▶ **WORK INSTRUCTIONS**: Count the lines in the material below that contain the string "item", with case counting, and give only that number.

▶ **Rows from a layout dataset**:
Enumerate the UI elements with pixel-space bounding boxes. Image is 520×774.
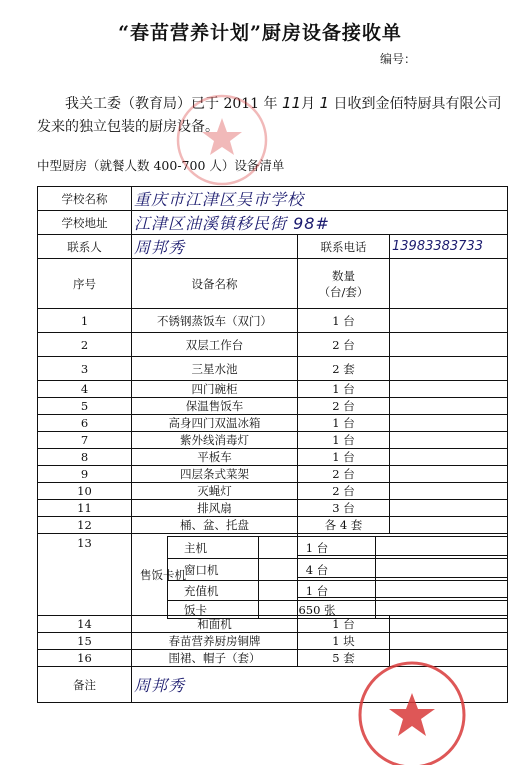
row-qty: 2 套 [298, 357, 390, 381]
page-title: “春苗营养计划”厨房设备接收单 [118, 22, 402, 44]
row-qty: 1 台 [298, 449, 390, 466]
sub-item-qty: 1 台 [259, 537, 376, 559]
row-no: 3 [38, 357, 132, 381]
sub-row [168, 559, 508, 581]
row-name: 桶、盆、托盘 [132, 517, 298, 534]
school-name-label: 学校名称 [38, 187, 132, 211]
sub-item-blank [376, 537, 508, 559]
intro-day: 1 [319, 94, 330, 112]
list-subtitle: 中型厨房（就餐人数 400-700 人）设备清单 [37, 158, 285, 173]
intro-text-2: 月 [301, 96, 316, 112]
row-name: 不锈钢蒸饭车（双门） [132, 309, 298, 333]
sub-row [168, 537, 508, 559]
sub-item-qty: 1 台 [259, 581, 376, 601]
row-blank [390, 398, 508, 415]
row-qty: 1 台 [298, 415, 390, 432]
intro-paragraph [37, 92, 505, 139]
row-no: 5 [38, 398, 132, 415]
row-qty: 1 台 [298, 309, 390, 333]
row-name: 灭蝇灯 [132, 483, 298, 500]
card-machine-subtable [167, 536, 508, 619]
row-blank [390, 381, 508, 398]
phone-value: 13983383733 [390, 235, 508, 259]
row-no: 16 [38, 650, 132, 667]
signature: 周邦秀 [132, 667, 508, 703]
sub-item-blank [376, 559, 508, 581]
contact-row [38, 235, 508, 259]
row-name: 紫外线消毒灯 [132, 432, 298, 449]
row-blank [390, 650, 508, 667]
row-no: 8 [38, 449, 132, 466]
row-qty: 2 台 [298, 398, 390, 415]
sub-item-name: 充值机 [168, 581, 259, 601]
row-qty: 3 台 [298, 500, 390, 517]
sub-row [168, 581, 508, 601]
header-qty [298, 259, 390, 309]
contact-label: 联系人 [38, 235, 132, 259]
row-name: 和面机 [132, 616, 298, 633]
sub-item-blank [376, 601, 508, 619]
contact-value: 周邦秀 [132, 235, 298, 259]
row-name: 围裙、帽子（套） [132, 650, 298, 667]
row-no: 4 [38, 381, 132, 398]
table-header-row [38, 259, 508, 309]
row-name: 四门碗柜 [132, 381, 298, 398]
sub-row [168, 601, 508, 619]
table-row [38, 500, 508, 517]
doc-number-label: 编号： [380, 52, 417, 66]
row-name: 保温售饭车 [132, 398, 298, 415]
intro-month: 11 [281, 94, 302, 112]
group-no: 13 [38, 534, 132, 616]
row-blank [390, 500, 508, 517]
row-blank [390, 415, 508, 432]
school-address-row [38, 211, 508, 235]
row-no: 1 [38, 309, 132, 333]
phone-label: 联系电话 [298, 235, 390, 259]
school-address-value: 江津区油溪镇移民街 98# [132, 211, 508, 235]
row-blank [390, 333, 508, 357]
row-qty: 2 台 [298, 466, 390, 483]
row-qty: 5 套 [298, 650, 390, 667]
row-no: 10 [38, 483, 132, 500]
table-row [38, 466, 508, 483]
row-blank [390, 483, 508, 500]
row-no: 2 [38, 333, 132, 357]
row-name: 平板车 [132, 449, 298, 466]
table-row [38, 432, 508, 449]
remarks-row [38, 667, 508, 703]
group-name: 售饭卡机 [132, 534, 298, 616]
row-qty: 各 4 套 [298, 517, 390, 534]
row-name: 三星水池 [132, 357, 298, 381]
row-no: 9 [38, 466, 132, 483]
table-row [38, 381, 508, 398]
table-row [38, 449, 508, 466]
table-row [38, 357, 508, 381]
sub-item-qty: 650 张 [259, 601, 376, 619]
table-row [38, 517, 508, 534]
table-row [38, 633, 508, 650]
row-no: 15 [38, 633, 132, 650]
intro-text-1: 我关工委（教育局）已于 2011 年 [65, 96, 278, 112]
row-no: 14 [38, 616, 132, 633]
sub-item-name: 窗口机 [168, 559, 259, 581]
row-qty: 1 块 [298, 633, 390, 650]
sub-item-blank [376, 581, 508, 601]
row-qty: 1 台 [298, 432, 390, 449]
table-row [38, 309, 508, 333]
row-blank [390, 309, 508, 333]
row-no: 11 [38, 500, 132, 517]
row-qty: 1 台 [298, 616, 390, 633]
remarks-label: 备注 [38, 667, 132, 703]
header-no: 序号 [38, 259, 132, 309]
row-qty: 1 台 [298, 381, 390, 398]
header-qty-line2: （台/套） [318, 284, 369, 299]
row-blank [390, 449, 508, 466]
row-name: 排风扇 [132, 500, 298, 517]
row-no: 7 [38, 432, 132, 449]
sub-item-qty: 4 台 [259, 559, 376, 581]
row-blank [390, 466, 508, 483]
table-row [38, 483, 508, 500]
sub-item-name: 主机 [168, 537, 259, 559]
row-blank [390, 633, 508, 650]
school-name-value: 重庆市江津区吴市学校 [132, 187, 508, 211]
row-no: 12 [38, 517, 132, 534]
row-blank [390, 432, 508, 449]
row-name: 四层条式菜架 [132, 466, 298, 483]
row-qty: 2 台 [298, 483, 390, 500]
table-row [38, 415, 508, 432]
intro-text-3: 日收到金佰特厨具有限公司发来的独立包装的厨房设备。 [37, 96, 502, 135]
school-address-label: 学校地址 [38, 211, 132, 235]
row-name: 高身四门双温冰箱 [132, 415, 298, 432]
sub-item-name: 饭卡 [168, 601, 259, 619]
row-no: 6 [38, 415, 132, 432]
table-row [38, 650, 508, 667]
header-blank [390, 259, 508, 309]
row-qty: 2 台 [298, 333, 390, 357]
school-name-row [38, 187, 508, 211]
header-qty-line1: 数量 [332, 268, 355, 283]
row-name: 春苗营养厨房铜牌 [132, 633, 298, 650]
row-blank [390, 357, 508, 381]
table-row [38, 398, 508, 415]
equipment-table [37, 186, 508, 703]
row-blank [390, 517, 508, 534]
header-name: 设备名称 [132, 259, 298, 309]
row-name: 双层工作台 [132, 333, 298, 357]
table-row [38, 333, 508, 357]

▶ **WORKED ANSWER**: 12